Your goal » Find how many lines contain "title" and state only that number.

A run of records
----

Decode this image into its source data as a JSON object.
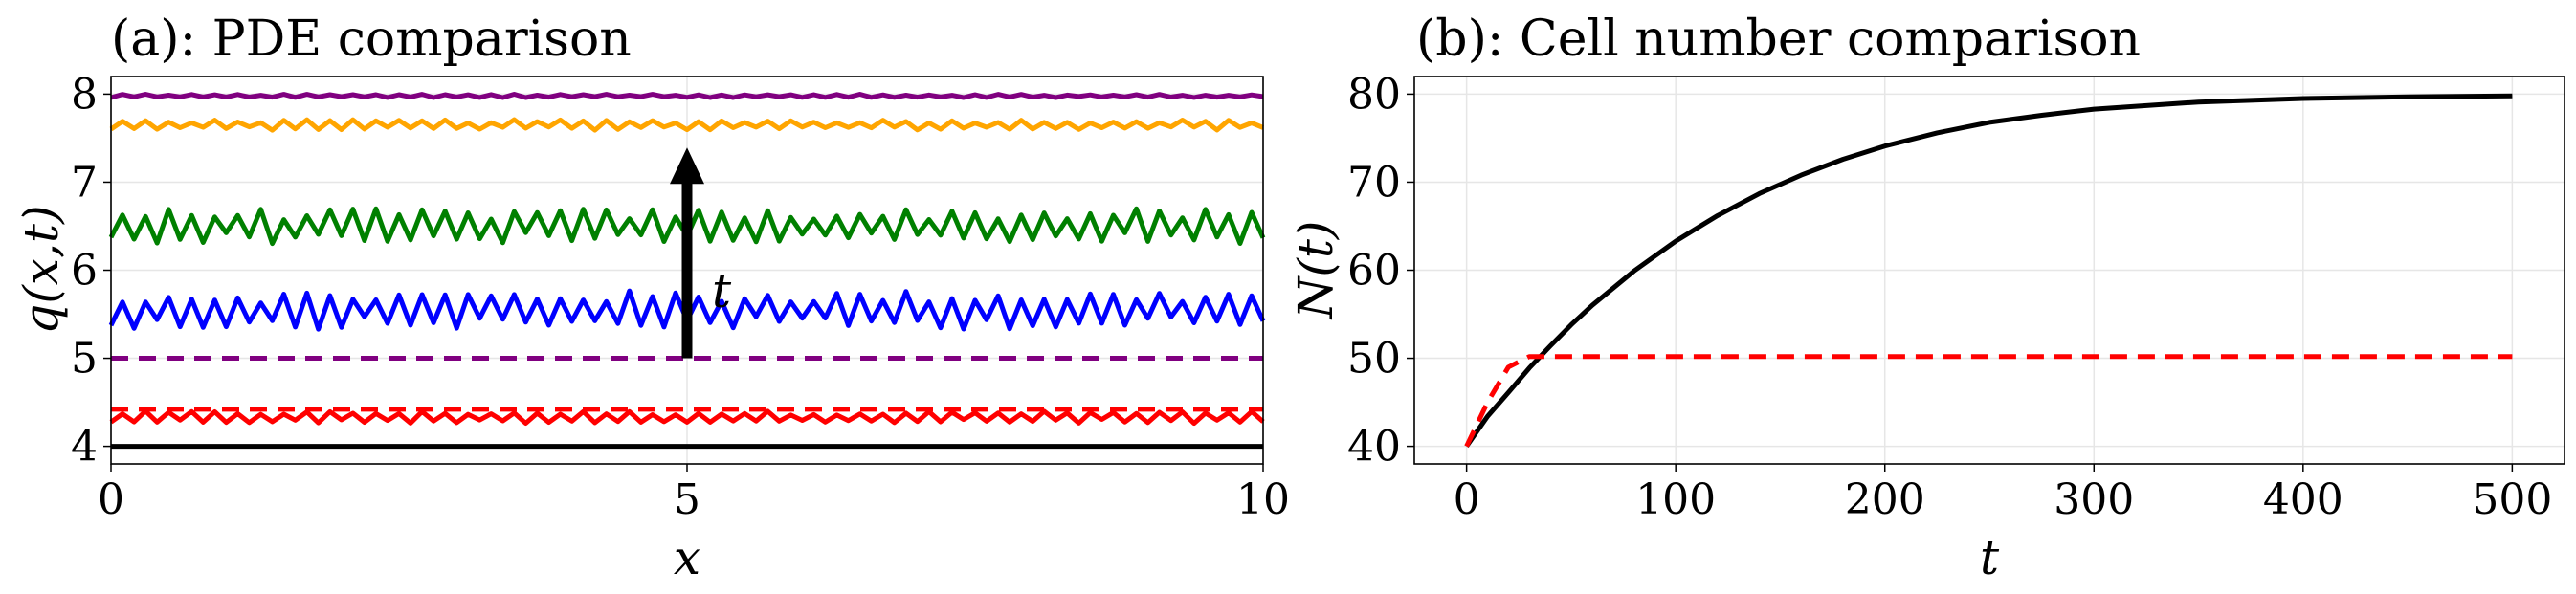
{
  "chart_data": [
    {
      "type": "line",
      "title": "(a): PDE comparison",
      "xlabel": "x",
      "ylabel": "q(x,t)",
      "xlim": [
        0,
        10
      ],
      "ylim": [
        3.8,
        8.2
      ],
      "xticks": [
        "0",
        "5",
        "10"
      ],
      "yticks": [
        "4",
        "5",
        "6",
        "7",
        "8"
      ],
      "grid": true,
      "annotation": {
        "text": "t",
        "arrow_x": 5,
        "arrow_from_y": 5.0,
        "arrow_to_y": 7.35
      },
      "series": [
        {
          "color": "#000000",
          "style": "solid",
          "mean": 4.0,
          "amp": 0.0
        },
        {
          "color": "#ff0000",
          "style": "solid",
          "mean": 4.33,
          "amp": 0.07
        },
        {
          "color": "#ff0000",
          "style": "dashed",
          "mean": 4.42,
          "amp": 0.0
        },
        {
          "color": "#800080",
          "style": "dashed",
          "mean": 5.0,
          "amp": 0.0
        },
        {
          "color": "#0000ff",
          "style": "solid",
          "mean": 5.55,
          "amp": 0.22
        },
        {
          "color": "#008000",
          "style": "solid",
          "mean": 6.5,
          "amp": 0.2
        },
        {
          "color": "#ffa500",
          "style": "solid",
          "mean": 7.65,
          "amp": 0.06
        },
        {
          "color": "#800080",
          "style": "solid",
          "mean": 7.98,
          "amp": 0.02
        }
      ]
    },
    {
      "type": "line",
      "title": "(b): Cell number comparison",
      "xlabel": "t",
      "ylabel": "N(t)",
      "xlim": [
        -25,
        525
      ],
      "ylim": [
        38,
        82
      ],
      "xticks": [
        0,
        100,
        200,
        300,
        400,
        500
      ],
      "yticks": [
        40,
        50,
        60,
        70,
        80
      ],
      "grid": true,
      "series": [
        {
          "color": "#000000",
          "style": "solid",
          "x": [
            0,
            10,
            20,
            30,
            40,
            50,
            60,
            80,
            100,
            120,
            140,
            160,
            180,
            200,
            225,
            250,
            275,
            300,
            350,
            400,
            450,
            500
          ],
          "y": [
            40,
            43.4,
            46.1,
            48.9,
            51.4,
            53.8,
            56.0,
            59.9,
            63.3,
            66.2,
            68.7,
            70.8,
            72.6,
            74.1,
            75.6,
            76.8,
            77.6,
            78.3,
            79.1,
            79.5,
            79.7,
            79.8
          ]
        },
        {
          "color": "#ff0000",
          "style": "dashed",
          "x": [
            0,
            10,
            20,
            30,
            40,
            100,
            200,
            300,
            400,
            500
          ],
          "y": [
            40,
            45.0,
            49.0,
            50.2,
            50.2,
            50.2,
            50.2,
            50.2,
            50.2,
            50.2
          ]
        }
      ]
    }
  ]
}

----

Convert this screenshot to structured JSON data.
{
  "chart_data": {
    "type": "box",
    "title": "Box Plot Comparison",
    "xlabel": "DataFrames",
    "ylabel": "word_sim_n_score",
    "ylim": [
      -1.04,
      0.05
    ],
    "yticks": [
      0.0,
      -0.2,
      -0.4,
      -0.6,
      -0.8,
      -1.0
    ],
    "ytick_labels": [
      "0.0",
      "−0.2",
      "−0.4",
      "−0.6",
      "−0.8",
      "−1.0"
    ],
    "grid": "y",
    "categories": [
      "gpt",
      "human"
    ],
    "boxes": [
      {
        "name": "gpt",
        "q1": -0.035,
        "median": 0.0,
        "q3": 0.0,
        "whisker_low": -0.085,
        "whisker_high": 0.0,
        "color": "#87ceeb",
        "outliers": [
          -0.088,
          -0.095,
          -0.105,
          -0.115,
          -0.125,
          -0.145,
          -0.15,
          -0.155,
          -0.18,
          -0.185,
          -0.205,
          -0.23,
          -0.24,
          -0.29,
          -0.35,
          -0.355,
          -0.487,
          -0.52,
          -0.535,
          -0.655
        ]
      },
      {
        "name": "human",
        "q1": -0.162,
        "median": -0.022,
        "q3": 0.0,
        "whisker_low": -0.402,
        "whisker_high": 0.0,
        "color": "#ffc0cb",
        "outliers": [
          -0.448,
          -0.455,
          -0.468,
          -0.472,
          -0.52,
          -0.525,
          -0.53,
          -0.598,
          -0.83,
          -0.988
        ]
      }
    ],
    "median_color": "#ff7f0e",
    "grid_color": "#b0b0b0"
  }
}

----

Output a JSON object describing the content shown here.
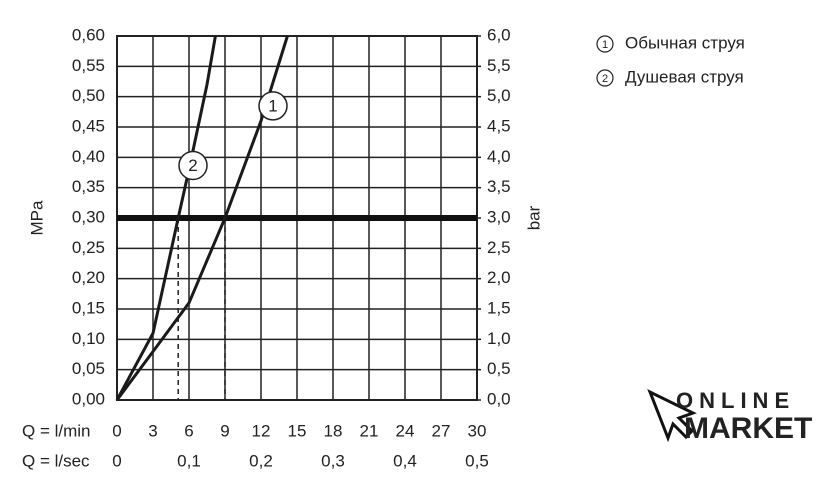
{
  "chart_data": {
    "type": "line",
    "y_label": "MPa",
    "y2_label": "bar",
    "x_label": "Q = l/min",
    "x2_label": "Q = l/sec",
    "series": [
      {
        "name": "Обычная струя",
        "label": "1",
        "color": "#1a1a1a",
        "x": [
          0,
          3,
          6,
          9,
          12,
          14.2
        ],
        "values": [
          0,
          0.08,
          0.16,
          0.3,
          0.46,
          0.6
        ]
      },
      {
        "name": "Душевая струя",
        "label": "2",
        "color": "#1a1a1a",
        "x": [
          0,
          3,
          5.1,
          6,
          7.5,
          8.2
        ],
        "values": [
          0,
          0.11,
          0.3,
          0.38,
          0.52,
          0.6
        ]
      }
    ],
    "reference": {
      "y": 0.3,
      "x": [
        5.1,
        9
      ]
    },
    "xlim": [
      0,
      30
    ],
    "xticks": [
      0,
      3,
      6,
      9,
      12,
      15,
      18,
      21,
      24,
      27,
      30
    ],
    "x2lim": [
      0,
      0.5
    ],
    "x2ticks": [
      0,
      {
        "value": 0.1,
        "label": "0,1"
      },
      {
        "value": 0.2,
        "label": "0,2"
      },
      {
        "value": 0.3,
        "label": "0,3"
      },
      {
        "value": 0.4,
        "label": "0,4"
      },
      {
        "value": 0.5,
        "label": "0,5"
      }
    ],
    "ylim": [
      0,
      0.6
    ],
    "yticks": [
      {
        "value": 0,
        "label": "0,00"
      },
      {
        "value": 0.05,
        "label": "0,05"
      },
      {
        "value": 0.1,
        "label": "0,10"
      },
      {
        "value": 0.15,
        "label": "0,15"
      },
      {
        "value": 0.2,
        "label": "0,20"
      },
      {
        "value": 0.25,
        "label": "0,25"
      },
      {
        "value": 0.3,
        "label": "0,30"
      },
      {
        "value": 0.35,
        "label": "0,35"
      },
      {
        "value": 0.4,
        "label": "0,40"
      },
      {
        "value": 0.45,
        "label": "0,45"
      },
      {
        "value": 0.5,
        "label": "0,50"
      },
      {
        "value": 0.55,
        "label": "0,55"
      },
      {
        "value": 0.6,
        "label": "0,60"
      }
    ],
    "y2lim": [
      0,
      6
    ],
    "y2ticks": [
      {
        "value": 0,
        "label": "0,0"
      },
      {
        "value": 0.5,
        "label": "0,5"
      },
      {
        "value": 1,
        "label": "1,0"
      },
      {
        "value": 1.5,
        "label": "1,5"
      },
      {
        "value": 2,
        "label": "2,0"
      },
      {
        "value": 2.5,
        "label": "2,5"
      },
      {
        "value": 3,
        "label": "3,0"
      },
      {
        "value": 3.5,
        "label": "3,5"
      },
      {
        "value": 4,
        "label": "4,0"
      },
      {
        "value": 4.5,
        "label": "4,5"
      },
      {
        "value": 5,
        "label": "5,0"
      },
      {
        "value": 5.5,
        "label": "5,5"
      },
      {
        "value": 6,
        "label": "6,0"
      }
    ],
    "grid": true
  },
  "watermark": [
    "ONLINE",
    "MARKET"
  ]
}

----

Solution below » 3